**Source text:**
[BEGIN]

NVIDIA L40S

AI Hardware NVIDIA

9 min read

Updated Jun 27, 2026

Suggest edit History Talk

RawGraph

Last edited

Jun 27, 2026

Fact-checked

In review queue

Sources

8 citations

Revision

v2 · 1,895 words

Fact-checks are independent of edits: a reviewer re-verifies the article against its sources and stamps the date. How we verify

The NVIDIA L40S is a data-center GPU based on the Ada Lovelace architecture that NVIDIA markets as a single "universal" accelerator for AI inference and training, generative AI, 3D graphics, rendering, and video processing. NVIDIA announced it at the SIGGRAPH conference on August 8, 2023, and it pairs 48 GB of GDDR6 memory with fourth-generation Tensor Cores and an FP8 Transformer Engine, delivering more than 1.45 petaflops of tensor processing on a standard PCIe card with no NVLink.^[1]^[2]^[3] During the 2023 to 2024 GPU supply crunch it became commercially significant as a more available and less expensive alternative to the H100 for inference and mixed AI-plus-graphics work, including workloads on the Omniverse platform.^[7]

Built on the same large AD102 die used in NVIDIA's flagship Ada Lovelace products, the L40S is the compute-rebalanced sibling of the earlier NVIDIA L40, a graphics- and visualization-focused card released in late 2022.^[4]^[5] The two share the same die, 48 GB memory configuration, and physical form factor, but the L40S raises clock speeds and power and is positioned as a compute accelerator rather than primarily a visualization product.^[4]

What is the NVIDIA L40S?

[END]

**Recorded information:**
[BEGIN]

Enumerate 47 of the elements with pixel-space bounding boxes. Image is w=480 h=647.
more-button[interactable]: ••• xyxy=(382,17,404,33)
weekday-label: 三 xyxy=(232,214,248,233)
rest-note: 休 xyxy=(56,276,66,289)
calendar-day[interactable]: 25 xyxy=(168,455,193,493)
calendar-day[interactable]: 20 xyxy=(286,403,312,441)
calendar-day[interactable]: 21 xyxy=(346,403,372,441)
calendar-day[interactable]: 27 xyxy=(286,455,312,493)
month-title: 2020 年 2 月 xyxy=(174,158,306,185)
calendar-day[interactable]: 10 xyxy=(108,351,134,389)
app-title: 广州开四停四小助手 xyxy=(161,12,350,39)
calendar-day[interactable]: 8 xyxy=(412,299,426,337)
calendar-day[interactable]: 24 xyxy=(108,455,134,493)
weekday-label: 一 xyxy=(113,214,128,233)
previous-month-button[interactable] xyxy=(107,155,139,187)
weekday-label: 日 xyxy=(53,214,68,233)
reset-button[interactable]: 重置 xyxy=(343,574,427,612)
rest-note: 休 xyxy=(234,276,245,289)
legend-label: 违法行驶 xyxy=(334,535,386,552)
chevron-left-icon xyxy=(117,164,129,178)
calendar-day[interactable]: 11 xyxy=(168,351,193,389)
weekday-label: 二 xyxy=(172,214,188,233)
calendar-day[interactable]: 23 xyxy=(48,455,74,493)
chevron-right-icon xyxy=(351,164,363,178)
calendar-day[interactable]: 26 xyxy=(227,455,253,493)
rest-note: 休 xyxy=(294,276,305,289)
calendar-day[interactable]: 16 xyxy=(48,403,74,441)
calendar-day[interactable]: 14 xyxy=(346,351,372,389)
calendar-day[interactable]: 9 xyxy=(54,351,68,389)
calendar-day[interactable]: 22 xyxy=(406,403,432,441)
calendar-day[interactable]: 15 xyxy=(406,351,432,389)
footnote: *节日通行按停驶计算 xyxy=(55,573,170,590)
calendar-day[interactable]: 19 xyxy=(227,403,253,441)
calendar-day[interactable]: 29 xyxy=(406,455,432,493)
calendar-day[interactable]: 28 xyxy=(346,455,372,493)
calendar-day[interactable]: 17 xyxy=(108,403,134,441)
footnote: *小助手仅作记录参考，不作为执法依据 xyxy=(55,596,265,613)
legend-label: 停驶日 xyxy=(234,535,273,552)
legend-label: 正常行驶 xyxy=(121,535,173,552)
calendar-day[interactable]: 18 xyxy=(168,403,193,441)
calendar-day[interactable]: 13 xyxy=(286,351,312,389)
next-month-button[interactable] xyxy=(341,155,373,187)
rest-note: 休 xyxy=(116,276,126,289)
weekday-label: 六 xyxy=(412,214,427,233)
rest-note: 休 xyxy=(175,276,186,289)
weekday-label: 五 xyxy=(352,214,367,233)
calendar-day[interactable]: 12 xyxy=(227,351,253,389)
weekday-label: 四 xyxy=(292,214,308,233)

[END]
[BEGIN]

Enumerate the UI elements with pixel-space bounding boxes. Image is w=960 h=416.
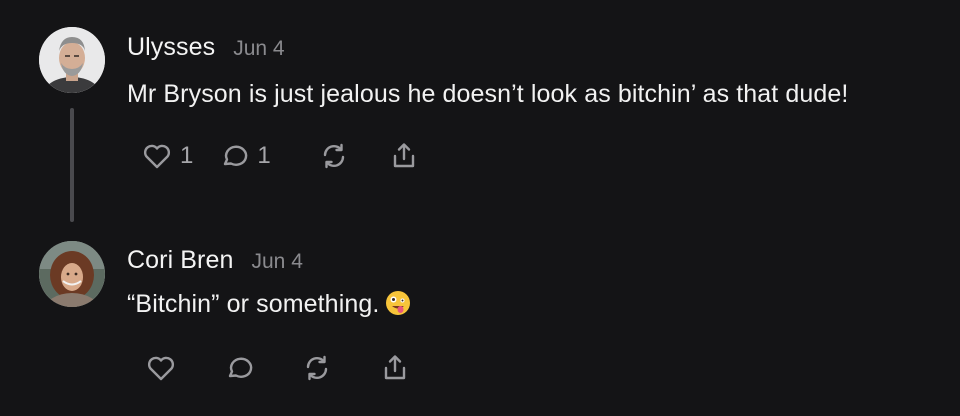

[END]
[BEGIN]

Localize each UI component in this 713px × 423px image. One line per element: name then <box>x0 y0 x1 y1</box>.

[END]

**Set task 1:** In the L40S article, when and where did NVIDIA announce the card?
**Set task 2:** Continue the L40S article from its final line.

**Expected answer 1:** At the SIGGRAPH conference on August 8, 2023.

**Expected answer 2:**
The NVIDIA L40S is a dual-slot PCIe data-center GPU built on the Ada Lovelace architecture and announced at SIGGRAPH on August 8, 2023.^[3] NVIDIA describes it as "a powerful, universal data center processor designed to accelerate the most compute-intensive, complex applications, including AI training and inference, 3D design and visualization, video processing and industrial digitalization with the NVIDIA Omniverse platform."^[3] In NVIDIA's framing, the card's defining trait is breadth: rather than specializing in either rendering (like the L40) or peak AI throughput (like the H100), it is tuned to do a wide range of AI, graphics, and video work acceptably well on widely available hardware.^[1]^[4]

Bob Pette, vice president of professional visualization at NVIDIA, summarized the positioning at launch: "As generative AI transforms every industry, enterprises are increasingly seeking large-scale compute resources in the data center. OVX systems with NVIDIA L40S GPUs accelerate AI, graphics and video processing workloads, and meet the demanding performance requirements of an ever-increasing set of complex and diverse applications."^[3]

What architecture and design does the L40S use?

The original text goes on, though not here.